### [Exercise prompt]
Transcribe the listing line for line, starting at its first line and ending with the line that contains "leader-line-unknown (246, 65, 291, 159)", which is included.

# START OF Records to process

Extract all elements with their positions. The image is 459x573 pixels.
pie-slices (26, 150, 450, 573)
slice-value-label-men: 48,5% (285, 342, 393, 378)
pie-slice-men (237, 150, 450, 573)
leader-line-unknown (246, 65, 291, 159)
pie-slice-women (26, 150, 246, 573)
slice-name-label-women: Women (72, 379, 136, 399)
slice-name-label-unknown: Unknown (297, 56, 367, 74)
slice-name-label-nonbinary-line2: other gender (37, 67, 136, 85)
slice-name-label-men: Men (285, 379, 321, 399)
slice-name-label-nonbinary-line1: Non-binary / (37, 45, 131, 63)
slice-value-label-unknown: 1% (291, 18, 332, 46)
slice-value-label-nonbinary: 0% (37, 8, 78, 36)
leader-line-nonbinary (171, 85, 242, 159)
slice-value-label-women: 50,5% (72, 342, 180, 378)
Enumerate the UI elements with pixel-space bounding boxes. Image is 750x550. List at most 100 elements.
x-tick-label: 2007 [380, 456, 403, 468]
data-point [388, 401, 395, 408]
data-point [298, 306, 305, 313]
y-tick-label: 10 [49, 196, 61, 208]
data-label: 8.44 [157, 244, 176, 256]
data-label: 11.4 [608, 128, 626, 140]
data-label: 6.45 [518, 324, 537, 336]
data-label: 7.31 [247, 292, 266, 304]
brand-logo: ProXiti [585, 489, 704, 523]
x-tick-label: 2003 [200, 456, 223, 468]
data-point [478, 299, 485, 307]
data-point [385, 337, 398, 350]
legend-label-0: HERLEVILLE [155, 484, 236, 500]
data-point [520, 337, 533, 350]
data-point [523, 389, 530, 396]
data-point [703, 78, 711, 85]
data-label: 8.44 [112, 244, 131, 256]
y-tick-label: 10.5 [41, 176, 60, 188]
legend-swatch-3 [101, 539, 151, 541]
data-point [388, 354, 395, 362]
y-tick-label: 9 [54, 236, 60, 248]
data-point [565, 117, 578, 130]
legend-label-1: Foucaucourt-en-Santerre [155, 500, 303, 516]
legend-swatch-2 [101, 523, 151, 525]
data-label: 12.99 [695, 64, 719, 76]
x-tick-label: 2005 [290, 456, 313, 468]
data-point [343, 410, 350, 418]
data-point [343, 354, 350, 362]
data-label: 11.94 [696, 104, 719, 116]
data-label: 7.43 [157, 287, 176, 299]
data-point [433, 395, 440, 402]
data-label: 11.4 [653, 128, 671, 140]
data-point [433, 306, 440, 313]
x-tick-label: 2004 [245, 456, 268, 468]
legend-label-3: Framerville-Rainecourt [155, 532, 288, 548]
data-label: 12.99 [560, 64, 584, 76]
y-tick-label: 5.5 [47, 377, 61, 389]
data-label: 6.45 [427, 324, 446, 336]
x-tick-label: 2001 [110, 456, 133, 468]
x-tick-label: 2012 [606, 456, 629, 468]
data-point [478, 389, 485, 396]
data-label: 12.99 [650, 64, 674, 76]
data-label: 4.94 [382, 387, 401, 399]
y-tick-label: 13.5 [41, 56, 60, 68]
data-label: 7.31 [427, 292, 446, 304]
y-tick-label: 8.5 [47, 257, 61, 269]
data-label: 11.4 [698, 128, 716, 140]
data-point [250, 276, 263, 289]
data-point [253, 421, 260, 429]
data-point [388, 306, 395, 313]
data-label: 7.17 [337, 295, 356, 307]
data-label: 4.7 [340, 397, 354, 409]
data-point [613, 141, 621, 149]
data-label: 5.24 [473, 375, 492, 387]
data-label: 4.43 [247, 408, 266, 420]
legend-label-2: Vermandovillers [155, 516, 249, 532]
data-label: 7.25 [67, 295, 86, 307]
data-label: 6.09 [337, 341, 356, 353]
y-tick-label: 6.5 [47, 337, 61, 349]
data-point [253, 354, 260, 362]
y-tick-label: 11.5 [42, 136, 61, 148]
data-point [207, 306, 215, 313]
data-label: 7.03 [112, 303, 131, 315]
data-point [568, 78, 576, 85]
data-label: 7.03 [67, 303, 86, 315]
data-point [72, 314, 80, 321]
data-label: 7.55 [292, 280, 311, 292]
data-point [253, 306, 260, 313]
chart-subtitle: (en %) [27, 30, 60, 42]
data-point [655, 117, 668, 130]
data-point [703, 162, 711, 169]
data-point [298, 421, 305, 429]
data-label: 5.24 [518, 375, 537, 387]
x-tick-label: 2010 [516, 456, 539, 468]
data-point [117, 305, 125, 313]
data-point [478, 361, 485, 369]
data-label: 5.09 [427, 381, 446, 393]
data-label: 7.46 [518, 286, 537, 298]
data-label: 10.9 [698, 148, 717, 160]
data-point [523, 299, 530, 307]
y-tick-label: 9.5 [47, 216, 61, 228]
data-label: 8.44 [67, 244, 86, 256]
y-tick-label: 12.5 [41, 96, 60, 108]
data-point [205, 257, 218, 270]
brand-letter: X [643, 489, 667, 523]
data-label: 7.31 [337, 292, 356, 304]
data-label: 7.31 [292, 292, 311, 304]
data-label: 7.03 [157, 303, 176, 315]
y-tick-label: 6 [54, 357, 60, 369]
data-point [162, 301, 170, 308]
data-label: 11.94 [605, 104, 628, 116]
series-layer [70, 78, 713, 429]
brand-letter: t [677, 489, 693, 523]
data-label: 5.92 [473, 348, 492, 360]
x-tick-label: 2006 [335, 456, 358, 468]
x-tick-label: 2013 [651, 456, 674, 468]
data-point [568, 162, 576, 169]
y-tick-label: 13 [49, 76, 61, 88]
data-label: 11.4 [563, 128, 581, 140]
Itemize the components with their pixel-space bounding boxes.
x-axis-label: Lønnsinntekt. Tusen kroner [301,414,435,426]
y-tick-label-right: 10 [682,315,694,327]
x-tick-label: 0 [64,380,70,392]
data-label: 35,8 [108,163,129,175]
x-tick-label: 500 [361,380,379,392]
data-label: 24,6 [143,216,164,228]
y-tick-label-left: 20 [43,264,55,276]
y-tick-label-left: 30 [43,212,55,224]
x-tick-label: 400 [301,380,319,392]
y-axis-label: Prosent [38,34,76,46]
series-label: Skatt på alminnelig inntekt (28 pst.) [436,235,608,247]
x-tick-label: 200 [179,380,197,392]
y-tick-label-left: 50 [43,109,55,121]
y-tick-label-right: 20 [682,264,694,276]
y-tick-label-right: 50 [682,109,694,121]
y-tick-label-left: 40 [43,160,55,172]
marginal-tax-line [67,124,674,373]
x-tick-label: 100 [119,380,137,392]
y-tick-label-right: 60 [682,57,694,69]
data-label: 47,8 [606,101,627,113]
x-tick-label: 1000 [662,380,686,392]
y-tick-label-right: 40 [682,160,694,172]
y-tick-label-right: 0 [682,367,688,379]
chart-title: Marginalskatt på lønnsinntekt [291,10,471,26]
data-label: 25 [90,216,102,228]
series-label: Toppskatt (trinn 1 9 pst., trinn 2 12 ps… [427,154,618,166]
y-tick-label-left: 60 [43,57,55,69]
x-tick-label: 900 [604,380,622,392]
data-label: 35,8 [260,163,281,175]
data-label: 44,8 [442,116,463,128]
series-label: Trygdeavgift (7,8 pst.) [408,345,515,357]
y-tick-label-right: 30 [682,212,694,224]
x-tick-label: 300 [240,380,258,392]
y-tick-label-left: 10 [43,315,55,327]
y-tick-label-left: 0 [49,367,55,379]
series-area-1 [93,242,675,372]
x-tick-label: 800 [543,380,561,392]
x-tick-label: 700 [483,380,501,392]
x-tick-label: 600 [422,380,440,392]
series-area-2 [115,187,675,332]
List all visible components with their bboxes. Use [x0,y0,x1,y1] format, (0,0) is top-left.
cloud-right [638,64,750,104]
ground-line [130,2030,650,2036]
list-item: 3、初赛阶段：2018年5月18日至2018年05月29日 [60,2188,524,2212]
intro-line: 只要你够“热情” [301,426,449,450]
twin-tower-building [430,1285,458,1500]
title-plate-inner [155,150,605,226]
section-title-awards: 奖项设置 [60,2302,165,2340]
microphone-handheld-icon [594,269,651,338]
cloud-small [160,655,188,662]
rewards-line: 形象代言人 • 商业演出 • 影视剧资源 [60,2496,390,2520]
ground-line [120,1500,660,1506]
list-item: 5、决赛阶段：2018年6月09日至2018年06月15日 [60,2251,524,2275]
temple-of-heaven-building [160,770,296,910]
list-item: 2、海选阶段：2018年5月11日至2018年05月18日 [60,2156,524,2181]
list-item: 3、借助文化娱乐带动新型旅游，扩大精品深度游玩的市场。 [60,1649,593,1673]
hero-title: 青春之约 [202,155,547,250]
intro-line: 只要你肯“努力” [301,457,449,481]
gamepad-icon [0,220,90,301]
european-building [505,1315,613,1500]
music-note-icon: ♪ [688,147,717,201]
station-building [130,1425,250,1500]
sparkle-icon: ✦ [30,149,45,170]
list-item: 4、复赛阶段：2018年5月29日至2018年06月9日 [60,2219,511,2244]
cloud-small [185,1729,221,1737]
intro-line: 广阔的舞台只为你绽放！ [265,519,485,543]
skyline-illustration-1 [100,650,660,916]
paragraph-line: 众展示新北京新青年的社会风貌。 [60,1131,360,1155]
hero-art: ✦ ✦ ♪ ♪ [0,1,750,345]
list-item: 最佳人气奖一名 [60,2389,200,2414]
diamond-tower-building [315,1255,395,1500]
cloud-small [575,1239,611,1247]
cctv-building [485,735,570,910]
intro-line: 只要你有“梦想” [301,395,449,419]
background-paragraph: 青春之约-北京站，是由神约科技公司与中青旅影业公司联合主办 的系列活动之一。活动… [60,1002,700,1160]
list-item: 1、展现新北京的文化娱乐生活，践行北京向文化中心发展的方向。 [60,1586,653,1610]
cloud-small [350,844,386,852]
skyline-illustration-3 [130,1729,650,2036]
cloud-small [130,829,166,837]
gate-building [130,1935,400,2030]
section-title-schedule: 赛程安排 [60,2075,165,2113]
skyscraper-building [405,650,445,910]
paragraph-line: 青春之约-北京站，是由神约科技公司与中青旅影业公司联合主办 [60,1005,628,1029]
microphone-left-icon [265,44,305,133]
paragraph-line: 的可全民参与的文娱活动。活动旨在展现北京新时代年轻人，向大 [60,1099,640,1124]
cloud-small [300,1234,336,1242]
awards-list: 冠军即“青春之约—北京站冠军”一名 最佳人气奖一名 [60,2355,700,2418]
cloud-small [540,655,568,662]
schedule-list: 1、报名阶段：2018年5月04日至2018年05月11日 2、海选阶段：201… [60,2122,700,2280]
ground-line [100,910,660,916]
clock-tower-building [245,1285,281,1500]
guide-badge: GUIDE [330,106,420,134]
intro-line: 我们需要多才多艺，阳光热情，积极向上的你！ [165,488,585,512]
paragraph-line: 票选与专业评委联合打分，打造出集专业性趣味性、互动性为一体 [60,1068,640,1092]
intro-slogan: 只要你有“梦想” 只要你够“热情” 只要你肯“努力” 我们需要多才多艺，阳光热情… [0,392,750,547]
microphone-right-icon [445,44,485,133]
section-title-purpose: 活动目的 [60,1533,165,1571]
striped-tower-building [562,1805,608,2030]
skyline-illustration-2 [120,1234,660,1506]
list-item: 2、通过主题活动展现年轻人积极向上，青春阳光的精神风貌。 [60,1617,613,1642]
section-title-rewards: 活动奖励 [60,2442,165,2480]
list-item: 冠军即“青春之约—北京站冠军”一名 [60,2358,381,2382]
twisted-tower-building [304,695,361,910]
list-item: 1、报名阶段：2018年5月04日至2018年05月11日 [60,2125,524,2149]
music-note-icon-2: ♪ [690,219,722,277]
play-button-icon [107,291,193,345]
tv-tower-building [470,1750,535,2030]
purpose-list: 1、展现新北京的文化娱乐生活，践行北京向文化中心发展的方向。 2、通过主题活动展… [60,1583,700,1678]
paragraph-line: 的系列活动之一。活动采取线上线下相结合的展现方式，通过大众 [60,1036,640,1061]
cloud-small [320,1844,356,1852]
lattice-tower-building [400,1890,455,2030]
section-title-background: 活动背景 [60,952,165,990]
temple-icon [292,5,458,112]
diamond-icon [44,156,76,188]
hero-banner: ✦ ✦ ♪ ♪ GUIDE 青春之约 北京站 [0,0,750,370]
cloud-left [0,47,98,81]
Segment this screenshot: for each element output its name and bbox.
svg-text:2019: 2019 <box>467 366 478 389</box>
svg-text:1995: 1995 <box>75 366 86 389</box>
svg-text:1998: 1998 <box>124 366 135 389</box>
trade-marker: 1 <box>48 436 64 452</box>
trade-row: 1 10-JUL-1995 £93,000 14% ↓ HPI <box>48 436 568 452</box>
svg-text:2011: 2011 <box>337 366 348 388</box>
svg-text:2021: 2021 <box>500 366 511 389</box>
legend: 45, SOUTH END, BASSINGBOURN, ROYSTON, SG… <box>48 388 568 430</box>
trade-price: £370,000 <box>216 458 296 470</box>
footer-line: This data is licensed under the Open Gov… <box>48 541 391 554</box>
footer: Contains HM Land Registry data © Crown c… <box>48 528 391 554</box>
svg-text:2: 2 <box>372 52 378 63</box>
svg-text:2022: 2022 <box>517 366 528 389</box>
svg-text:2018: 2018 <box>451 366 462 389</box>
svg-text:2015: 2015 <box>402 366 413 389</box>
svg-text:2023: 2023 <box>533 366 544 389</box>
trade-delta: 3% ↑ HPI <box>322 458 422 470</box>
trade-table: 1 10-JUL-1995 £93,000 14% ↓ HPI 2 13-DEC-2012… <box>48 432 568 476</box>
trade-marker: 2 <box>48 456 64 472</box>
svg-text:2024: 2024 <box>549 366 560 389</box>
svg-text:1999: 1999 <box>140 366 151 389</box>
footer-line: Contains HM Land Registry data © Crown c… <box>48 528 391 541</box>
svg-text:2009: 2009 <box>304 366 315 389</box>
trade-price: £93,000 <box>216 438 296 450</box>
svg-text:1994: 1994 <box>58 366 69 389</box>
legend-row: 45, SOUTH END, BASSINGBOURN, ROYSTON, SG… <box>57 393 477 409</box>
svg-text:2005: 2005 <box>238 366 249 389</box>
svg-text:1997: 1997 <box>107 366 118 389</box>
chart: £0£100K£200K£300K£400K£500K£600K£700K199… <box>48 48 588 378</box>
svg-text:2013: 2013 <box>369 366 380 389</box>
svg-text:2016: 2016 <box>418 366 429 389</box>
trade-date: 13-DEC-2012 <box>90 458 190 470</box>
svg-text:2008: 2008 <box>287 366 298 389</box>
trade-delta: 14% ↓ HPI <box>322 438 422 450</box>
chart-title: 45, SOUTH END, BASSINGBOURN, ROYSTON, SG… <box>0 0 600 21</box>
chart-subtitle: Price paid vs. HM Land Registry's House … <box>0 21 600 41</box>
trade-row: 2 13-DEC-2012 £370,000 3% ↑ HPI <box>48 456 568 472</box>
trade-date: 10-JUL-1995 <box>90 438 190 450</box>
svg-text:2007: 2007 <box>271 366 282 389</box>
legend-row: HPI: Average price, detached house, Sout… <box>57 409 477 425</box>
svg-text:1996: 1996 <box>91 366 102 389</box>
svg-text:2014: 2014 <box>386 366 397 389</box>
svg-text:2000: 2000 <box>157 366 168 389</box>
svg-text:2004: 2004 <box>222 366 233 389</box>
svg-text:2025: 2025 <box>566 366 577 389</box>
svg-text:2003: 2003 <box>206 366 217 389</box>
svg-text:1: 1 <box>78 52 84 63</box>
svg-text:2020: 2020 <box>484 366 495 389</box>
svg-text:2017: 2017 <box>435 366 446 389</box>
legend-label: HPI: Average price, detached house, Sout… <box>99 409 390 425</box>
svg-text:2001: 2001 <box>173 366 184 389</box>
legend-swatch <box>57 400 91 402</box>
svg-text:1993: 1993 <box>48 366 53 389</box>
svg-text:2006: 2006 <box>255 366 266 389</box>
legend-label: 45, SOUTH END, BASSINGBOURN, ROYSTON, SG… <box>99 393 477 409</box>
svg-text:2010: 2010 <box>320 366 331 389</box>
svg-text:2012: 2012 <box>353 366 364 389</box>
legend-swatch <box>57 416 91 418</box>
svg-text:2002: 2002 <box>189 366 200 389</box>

# END OF Records to process

### [Full solution]
Extract all elements with their positions. The image is 459x573 pixels.
pie-slices (26, 150, 450, 573)
slice-value-label-men: 48,5% (285, 342, 393, 378)
pie-slice-men (237, 150, 450, 573)
leader-line-unknown (246, 65, 291, 159)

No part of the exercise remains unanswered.